_TASK PROMPT_.
Locate each line of the material that contains "周而复始", then return it.

Saved data entries:
>>>>

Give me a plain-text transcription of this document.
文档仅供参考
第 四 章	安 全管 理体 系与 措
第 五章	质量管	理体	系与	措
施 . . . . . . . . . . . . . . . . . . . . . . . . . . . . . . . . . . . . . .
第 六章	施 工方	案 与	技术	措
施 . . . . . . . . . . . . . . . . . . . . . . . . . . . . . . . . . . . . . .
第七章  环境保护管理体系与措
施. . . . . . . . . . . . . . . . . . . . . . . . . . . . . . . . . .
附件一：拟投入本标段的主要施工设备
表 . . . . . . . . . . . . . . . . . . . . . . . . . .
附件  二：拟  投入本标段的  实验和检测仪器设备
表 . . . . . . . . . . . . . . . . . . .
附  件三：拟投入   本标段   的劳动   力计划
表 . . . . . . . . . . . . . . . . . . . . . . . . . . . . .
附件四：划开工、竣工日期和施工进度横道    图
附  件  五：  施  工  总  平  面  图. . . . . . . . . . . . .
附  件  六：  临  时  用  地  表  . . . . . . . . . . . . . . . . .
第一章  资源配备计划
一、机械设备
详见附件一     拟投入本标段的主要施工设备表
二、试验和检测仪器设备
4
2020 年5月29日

<<<<
>>>>

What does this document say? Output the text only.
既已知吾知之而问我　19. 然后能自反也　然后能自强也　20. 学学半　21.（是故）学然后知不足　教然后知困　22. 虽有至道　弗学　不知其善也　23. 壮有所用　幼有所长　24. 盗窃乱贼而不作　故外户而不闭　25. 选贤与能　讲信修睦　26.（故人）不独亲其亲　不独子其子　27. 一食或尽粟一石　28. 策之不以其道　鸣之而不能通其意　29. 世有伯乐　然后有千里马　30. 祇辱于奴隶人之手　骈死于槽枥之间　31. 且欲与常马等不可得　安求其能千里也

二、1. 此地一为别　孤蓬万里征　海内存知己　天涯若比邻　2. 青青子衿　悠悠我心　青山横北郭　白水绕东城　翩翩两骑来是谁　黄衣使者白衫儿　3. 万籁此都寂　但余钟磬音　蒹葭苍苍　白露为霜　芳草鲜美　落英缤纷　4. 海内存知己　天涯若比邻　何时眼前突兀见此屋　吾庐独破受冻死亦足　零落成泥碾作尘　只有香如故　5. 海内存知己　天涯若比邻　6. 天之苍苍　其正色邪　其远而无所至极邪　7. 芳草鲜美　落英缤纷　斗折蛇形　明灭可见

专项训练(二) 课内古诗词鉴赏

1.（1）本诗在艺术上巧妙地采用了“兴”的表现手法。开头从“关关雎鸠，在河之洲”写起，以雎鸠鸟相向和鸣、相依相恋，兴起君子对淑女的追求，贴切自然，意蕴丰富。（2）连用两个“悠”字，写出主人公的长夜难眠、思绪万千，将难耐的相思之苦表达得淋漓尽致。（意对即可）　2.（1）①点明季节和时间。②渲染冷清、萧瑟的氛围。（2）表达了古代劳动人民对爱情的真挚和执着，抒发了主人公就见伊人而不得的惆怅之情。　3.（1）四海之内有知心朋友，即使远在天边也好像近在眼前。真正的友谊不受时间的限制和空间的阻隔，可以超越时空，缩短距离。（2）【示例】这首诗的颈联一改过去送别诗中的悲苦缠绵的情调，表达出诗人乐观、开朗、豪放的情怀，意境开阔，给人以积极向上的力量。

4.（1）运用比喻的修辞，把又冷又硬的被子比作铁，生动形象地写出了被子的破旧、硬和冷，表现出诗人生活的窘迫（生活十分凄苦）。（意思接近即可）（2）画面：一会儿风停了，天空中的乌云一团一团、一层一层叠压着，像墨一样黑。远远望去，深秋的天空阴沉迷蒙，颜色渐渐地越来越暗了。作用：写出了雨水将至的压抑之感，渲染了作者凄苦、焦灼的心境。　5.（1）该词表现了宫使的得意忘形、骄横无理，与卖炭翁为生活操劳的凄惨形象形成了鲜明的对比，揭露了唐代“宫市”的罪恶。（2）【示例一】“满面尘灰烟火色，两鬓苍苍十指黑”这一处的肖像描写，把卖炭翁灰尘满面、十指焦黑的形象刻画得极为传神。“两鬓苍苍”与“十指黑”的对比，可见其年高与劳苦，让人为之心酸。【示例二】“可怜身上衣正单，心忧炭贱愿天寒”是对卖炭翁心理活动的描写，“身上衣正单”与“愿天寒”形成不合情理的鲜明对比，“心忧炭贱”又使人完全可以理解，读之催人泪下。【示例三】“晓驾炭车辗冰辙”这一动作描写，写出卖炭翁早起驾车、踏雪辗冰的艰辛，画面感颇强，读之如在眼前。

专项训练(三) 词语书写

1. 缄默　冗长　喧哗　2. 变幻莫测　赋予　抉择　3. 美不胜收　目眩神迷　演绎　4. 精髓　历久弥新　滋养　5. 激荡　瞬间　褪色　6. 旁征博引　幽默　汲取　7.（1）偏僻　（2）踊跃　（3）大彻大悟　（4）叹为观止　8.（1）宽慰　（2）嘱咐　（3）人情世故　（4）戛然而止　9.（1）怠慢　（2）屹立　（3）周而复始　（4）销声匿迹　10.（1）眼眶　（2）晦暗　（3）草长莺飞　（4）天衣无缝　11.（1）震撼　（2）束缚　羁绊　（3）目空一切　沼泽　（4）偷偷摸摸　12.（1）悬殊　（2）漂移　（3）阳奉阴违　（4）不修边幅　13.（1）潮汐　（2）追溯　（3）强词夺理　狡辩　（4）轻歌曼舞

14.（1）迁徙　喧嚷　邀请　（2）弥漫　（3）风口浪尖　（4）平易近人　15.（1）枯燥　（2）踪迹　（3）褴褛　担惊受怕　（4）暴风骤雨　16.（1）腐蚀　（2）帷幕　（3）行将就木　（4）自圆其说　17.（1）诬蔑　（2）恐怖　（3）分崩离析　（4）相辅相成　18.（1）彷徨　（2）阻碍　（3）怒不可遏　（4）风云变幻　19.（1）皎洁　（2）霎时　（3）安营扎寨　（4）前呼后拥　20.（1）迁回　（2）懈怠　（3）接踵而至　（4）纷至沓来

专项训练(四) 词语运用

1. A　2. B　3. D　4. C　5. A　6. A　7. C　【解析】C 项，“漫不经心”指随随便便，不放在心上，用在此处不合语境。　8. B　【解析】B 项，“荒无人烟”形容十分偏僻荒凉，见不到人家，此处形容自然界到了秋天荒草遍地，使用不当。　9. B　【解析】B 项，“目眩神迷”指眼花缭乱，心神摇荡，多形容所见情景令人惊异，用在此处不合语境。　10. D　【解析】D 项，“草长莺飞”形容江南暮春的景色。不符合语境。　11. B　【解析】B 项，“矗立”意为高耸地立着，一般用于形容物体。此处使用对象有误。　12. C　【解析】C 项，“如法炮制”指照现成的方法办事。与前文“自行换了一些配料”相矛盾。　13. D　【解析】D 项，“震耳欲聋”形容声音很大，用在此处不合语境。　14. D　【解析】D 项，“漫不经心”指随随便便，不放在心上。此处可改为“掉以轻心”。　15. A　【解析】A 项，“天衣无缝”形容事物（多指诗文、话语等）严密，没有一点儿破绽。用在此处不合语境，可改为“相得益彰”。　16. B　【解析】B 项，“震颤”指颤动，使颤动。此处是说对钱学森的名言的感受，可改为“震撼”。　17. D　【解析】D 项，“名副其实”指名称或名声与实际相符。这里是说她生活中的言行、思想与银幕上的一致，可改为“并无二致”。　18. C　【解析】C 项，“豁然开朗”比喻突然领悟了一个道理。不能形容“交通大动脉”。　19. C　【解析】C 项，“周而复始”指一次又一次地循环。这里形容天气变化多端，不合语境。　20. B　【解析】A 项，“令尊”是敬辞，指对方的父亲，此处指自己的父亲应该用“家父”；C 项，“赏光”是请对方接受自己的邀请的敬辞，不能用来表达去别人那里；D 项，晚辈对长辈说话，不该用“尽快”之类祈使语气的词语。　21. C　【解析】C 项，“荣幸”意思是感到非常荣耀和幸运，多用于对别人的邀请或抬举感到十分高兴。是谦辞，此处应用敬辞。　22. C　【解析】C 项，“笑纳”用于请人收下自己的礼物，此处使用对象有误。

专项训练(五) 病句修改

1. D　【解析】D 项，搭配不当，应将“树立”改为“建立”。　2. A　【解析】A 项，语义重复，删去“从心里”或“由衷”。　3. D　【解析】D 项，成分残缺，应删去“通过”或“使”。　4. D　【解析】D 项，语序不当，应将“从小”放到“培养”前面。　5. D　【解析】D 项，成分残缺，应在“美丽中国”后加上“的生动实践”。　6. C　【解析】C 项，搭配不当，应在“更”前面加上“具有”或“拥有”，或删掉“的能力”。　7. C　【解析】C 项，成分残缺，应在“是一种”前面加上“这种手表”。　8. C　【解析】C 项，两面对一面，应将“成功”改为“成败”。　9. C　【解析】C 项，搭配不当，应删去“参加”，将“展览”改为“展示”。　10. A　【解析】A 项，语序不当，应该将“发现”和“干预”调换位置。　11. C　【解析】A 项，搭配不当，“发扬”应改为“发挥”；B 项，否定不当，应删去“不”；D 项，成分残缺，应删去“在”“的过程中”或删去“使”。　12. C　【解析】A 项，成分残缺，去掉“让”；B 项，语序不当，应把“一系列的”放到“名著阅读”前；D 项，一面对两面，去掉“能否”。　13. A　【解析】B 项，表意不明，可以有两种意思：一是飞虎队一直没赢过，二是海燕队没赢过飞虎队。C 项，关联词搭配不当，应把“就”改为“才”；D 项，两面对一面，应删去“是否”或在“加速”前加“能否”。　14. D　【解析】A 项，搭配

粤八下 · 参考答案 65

<<<<

_EXPECTED ANSWER_.
1. 缄默　冗长　喧哗　2. 变幻莫测　赋予　抉择　3. 美不胜收　目眩神迷　演绎　4. 精髓　历久弥新　滋养　5. 激荡　瞬间　褪色　6. 旁征博引　幽默　汲取　7.（1）偏僻　（2）踊跃　（3）大彻大悟　（4）叹为观止　8.（1）宽慰　（2）嘱咐　（3）人情世故　（4）戛然而止　9.（1）怠慢　（2）屹立　（3）周而复始　（4）销声匿迹　10.（1）眼眶　（2）晦暗　（3）草长莺飞　（4）天衣无缝　11.（1）震撼　（2）束缚　羁绊　（3）目空一切　沼泽　（4）偷偷摸摸　12.（1）悬殊　（2）漂移　（3）阳奉阴违　（4）不修边幅　13.（1）潮汐　（2）追溯　（3）强词夺理　狡辩　（4）轻歌曼舞
1. A　2. B　3. D　4. C　5. A　6. A　7. C　【解析】C 项，“漫不经心”指随随便便，不放在心上，用在此处不合语境。　8. B　【解析】B 项，“荒无人烟”形容十分偏僻荒凉，见不到人家，此处形容自然界到了秋天荒草遍地，使用不当。　9. B　【解析】B 项，“目眩神迷”指眼花缭乱，心神摇荡，多形容所见情景令人惊异，用在此处不合语境。　10. D　【解析】D 项，“草长莺飞”形容江南暮春的景色。不符合语境。　11. B　【解析】B 项，“矗立”意为高耸地立着，一般用于形容物体。此处使用对象有误。　12. C　【解析】C 项，“如法炮制”指照现成的方法办事。与前文“自行换了一些配料”相矛盾。　13. D　【解析】D 项，“震耳欲聋”形容声音很大，用在此处不合语境。　14. D　【解析】D 项，“漫不经心”指随随便便，不放在心上。此处可改为“掉以轻心”。　15. A　【解析】A 项，“天衣无缝”形容事物（多指诗文、话语等）严密，没有一点儿破绽。用在此处不合语境，可改为“相得益彰”。　16. B　【解析】B 项，“震颤”指颤动，使颤动。此处是说对钱学森的名言的感受，可改为“震撼”。　17. D　【解析】D 项，“名副其实”指名称或名声与实际相符。这里是说她生活中的言行、思想与银幕上的一致，可改为“并无二致”。　18. C　【解析】C 项，“豁然开朗”比喻突然领悟了一个道理。不能形容“交通大动脉”。　19. C　【解析】C 项，“周而复始”指一次又一次地循环。这里形容天气变化多端，不合语境。　20. B　【解析】A 项，“令尊”是敬辞，指对方的父亲，此处指自己的父亲应该用“家父”；C 项，“赏光”是请对方接受自己的邀请的敬辞，不能用来表达去别人那里；D 项，晚辈对长辈说话，不该用“尽快”之类祈使语气的词语。　21. C　【解析】C 项，“荣幸”意思是感到非常荣耀和幸运，多用于对别人的邀请或抬举感到十分高兴。是谦辞，此处应用敬辞。　22. C　【解析】C 项，“笑纳”用于请人收下自己的礼物，此处使用对象有误。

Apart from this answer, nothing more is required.